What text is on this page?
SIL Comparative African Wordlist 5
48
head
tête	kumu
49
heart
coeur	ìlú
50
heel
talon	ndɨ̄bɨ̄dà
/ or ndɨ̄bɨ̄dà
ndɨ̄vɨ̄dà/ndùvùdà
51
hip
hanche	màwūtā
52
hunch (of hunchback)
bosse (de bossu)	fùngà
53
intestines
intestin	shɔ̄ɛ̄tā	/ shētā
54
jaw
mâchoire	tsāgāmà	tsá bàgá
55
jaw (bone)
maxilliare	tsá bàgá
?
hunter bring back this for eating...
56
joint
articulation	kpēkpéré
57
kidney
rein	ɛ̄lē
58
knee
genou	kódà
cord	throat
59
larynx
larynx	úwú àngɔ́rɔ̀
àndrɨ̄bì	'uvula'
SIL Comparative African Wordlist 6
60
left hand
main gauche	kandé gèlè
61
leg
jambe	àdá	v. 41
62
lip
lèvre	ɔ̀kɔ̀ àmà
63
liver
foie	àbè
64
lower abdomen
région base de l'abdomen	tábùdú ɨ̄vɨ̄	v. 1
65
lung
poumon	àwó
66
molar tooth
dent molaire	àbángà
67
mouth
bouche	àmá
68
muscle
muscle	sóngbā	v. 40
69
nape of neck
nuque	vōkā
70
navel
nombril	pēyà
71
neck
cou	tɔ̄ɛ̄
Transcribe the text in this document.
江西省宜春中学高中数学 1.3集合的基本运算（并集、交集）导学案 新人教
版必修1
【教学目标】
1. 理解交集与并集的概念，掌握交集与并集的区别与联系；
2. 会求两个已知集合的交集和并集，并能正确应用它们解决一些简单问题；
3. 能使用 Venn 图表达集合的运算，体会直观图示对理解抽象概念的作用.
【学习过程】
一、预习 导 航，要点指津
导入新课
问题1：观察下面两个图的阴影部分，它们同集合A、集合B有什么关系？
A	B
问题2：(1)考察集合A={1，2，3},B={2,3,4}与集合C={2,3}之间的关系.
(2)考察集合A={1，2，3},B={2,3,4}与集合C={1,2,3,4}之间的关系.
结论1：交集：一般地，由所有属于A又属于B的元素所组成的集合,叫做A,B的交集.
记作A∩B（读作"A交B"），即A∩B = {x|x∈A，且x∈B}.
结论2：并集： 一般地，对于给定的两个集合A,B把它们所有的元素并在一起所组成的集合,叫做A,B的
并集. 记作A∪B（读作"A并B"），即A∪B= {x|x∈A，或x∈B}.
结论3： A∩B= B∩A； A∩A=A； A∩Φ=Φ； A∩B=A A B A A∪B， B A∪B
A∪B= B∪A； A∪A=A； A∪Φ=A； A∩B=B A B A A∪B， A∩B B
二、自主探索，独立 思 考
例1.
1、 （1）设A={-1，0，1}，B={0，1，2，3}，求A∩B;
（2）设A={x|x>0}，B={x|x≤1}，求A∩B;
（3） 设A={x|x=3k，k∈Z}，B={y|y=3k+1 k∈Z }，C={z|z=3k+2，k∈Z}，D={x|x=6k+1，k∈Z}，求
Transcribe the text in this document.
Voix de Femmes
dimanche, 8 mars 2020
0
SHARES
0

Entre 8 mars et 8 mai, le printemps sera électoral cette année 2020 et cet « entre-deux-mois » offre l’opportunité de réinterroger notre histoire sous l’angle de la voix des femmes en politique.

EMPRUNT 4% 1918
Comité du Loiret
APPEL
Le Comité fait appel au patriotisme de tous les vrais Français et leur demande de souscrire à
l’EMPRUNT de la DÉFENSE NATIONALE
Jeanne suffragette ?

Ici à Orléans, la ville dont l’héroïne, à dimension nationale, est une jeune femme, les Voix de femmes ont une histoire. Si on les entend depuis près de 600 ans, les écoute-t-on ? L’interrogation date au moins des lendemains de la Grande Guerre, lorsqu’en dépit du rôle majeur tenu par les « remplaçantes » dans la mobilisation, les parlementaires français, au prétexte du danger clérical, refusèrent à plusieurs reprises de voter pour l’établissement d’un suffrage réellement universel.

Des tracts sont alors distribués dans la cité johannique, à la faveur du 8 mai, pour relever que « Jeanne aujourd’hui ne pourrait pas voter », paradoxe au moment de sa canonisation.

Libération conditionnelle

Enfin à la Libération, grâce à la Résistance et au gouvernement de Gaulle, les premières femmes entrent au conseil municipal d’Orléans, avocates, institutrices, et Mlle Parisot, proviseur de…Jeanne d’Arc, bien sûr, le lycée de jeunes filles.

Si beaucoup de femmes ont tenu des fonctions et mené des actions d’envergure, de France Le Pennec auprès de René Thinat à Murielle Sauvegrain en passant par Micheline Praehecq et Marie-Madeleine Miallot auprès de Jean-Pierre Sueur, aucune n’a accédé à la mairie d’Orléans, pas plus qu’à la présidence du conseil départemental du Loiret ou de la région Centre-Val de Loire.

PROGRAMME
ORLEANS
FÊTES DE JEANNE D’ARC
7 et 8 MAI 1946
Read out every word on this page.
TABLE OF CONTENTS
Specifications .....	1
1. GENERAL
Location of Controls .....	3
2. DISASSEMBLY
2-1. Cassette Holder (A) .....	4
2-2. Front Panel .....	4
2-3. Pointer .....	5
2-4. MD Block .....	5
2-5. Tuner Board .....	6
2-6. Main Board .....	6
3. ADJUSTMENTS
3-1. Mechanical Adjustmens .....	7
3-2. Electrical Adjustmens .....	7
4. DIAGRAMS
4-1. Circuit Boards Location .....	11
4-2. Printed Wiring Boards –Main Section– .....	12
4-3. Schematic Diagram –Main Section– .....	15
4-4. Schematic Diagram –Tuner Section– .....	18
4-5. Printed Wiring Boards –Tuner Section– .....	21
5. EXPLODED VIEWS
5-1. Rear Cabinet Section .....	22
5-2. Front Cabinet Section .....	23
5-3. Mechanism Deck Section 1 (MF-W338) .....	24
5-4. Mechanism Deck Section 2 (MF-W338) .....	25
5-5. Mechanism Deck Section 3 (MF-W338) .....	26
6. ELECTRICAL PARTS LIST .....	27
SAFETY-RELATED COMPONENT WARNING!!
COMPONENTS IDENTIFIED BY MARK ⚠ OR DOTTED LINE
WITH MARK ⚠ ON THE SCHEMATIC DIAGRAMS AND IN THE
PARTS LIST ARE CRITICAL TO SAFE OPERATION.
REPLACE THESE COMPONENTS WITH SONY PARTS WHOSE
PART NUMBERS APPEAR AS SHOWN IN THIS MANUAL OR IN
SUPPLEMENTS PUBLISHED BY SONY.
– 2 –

::::

## [Description of the task]
Write out every line of the records exactly.

## [Response]
What text is on this page?
SIL Comparative African Wordlist 5
48
head
tête	kumu
49
heart
coeur	ìlú
50
heel
talon	ndɨ̄bɨ̄dà
/ or ndɨ̄bɨ̄dà
ndɨ̄vɨ̄dà/ndùvùdà
51
hip
hanche	màwūtā
52
hunch (of hunchback)
bosse (de bossu)	fùngà
53
intestines
intestin	shɔ̄ɛ̄tā	/ shētā
54
jaw
mâchoire	tsāgāmà	tsá bàgá
55
jaw (bone)
maxilliare	tsá bàgá
?
hunter bring back this for eating...
56
joint
articulation	kpēkpéré
57
kidney
rein	ɛ̄lē
58
knee
genou	kódà
cord	throat
59
larynx
larynx	úwú àngɔ́rɔ̀
àndrɨ̄bì	'uvula'
SIL Comparative African Wordlist 6
60
left hand
main gauche	kandé gèlè
61
leg
jambe	àdá	v. 41
62
lip
lèvre	ɔ̀kɔ̀ àmà
63
liver
foie	àbè
64
lower abdomen
région base de l'abdomen	tábùdú ɨ̄vɨ̄	v. 1
65
lung
poumon	àwó
66
molar tooth
dent molaire	àbángà
67
mouth
bouche	àmá
68
muscle
muscle	sóngbā	v. 40
69
nape of neck
nuque	vōkā
70
navel
nombril	pēyà
71
neck
cou	tɔ̄ɛ̄
Transcribe the text in this document.
江西省宜春中学高中数学 1.3集合的基本运算（并集、交集）导学案 新人教
版必修1
【教学目标】
1. 理解交集与并集的概念，掌握交集与并集的区别与联系；
2. 会求两个已知集合的交集和并集，并能正确应用它们解决一些简单问题；
3. 能使用 Venn 图表达集合的运算，体会直观图示对理解抽象概念的作用.
【学习过程】
一、预习 导 航，要点指津
导入新课
问题1：观察下面两个图的阴影部分，它们同集合A、集合B有什么关系？
A	B
问题2：(1)考察集合A={1，2，3},B={2,3,4}与集合C={2,3}之间的关系.
(2)考察集合A={1，2，3},B={2,3,4}与集合C={1,2,3,4}之间的关系.
结论1：交集：一般地，由所有属于A又属于B的元素所组成的集合,叫做A,B的交集.
记作A∩B（读作"A交B"），即A∩B = {x|x∈A，且x∈B}.
结论2：并集： 一般地，对于给定的两个集合A,B把它们所有的元素并在一起所组成的集合,叫做A,B的
并集. 记作A∪B（读作"A并B"），即A∪B= {x|x∈A，或x∈B}.
结论3： A∩B= B∩A； A∩A=A； A∩Φ=Φ； A∩B=A A B A A∪B， B A∪B
A∪B= B∪A； A∪A=A； A∪Φ=A； A∩B=B A B A A∪B， A∩B B
二、自主探索，独立 思 考
例1.
1、 （1）设A={-1，0，1}，B={0，1，2，3}，求A∩B;
（2）设A={x|x>0}，B={x|x≤1}，求A∩B;
（3） 设A={x|x=3k，k∈Z}，B={y|y=3k+1 k∈Z }，C={z|z=3k+2，k∈Z}，D={x|x=6k+1，k∈Z}，求
Transcribe the text in this document.
Voix de Femmes
dimanche, 8 mars 2020
0
SHARES
0

Entre 8 mars et 8 mai, le printemps sera électoral cette année 2020 et cet « entre-deux-mois » offre l’opportunité de réinterroger notre histoire sous l’angle de la voix des femmes en politique.

EMPRUNT 4% 1918
Comité du Loiret
APPEL
Le Comité fait appel au patriotisme de tous les vrais Français et leur demande de souscrire à
l’EMPRUNT de la DÉFENSE NATIONALE
Jeanne suffragette ?

Ici à Orléans, la ville dont l’héroïne, à dimension nationale, est une jeune femme, les Voix de femmes ont une histoire. Si on les entend depuis près de 600 ans, les écoute-t-on ? L’interrogation date au moins des lendemains de la Grande Guerre, lorsqu’en dépit du rôle majeur tenu par les « remplaçantes » dans la mobilisation, les parlementaires français, au prétexte du danger clérical, refusèrent à plusieurs reprises de voter pour l’établissement d’un suffrage réellement universel.

Des tracts sont alors distribués dans la cité johannique, à la faveur du 8 mai, pour relever que « Jeanne aujourd’hui ne pourrait pas voter », paradoxe au moment de sa canonisation.

Libération conditionnelle

Enfin à la Libération, grâce à la Résistance et au gouvernement de Gaulle, les premières femmes entrent au conseil municipal d’Orléans, avocates, institutrices, et Mlle Parisot, proviseur de…Jeanne d’Arc, bien sûr, le lycée de jeunes filles.

Si beaucoup de femmes ont tenu des fonctions et mené des actions d’envergure, de France Le Pennec auprès de René Thinat à Murielle Sauvegrain en passant par Micheline Praehecq et Marie-Madeleine Miallot auprès de Jean-Pierre Sueur, aucune n’a accédé à la mairie d’Orléans, pas plus qu’à la présidence du conseil départemental du Loiret ou de la région Centre-Val de Loire.

PROGRAMME
ORLEANS
FÊTES DE JEANNE D’ARC
7 et 8 MAI 1946
Read out every word on this page.
TABLE OF CONTENTS
Specifications .....	1
1. GENERAL
Location of Controls .....	3
2. DISASSEMBLY
2-1. Cassette Holder (A) .....	4
2-2. Front Panel .....	4
2-3. Pointer .....	5
2-4. MD Block .....	5
2-5. Tuner Board .....	6
2-6. Main Board .....	6
3. ADJUSTMENTS
3-1. Mechanical Adjustmens .....	7
3-2. Electrical Adjustmens .....	7
4. DIAGRAMS
4-1. Circuit Boards Location .....	11
4-2. Printed Wiring Boards –Main Section– .....	12
4-3. Schematic Diagram –Main Section– .....	15
4-4. Schematic Diagram –Tuner Section– .....	18
4-5. Printed Wiring Boards –Tuner Section– .....	21
5. EXPLODED VIEWS
5-1. Rear Cabinet Section .....	22
5-2. Front Cabinet Section .....	23
5-3. Mechanism Deck Section 1 (MF-W338) .....	24
5-4. Mechanism Deck Section 2 (MF-W338) .....	25
5-5. Mechanism Deck Section 3 (MF-W338) .....	26
6. ELECTRICAL PARTS LIST .....	27
SAFETY-RELATED COMPONENT WARNING!!
COMPONENTS IDENTIFIED BY MARK ⚠ OR DOTTED LINE
WITH MARK ⚠ ON THE SCHEMATIC DIAGRAMS AND IN THE
PARTS LIST ARE CRITICAL TO SAFE OPERATION.
REPLACE THESE COMPONENTS WITH SONY PARTS WHOSE
PART NUMBERS APPEAR AS SHOWN IN THIS MANUAL OR IN
SUPPLEMENTS PUBLISHED BY SONY.
– 2 –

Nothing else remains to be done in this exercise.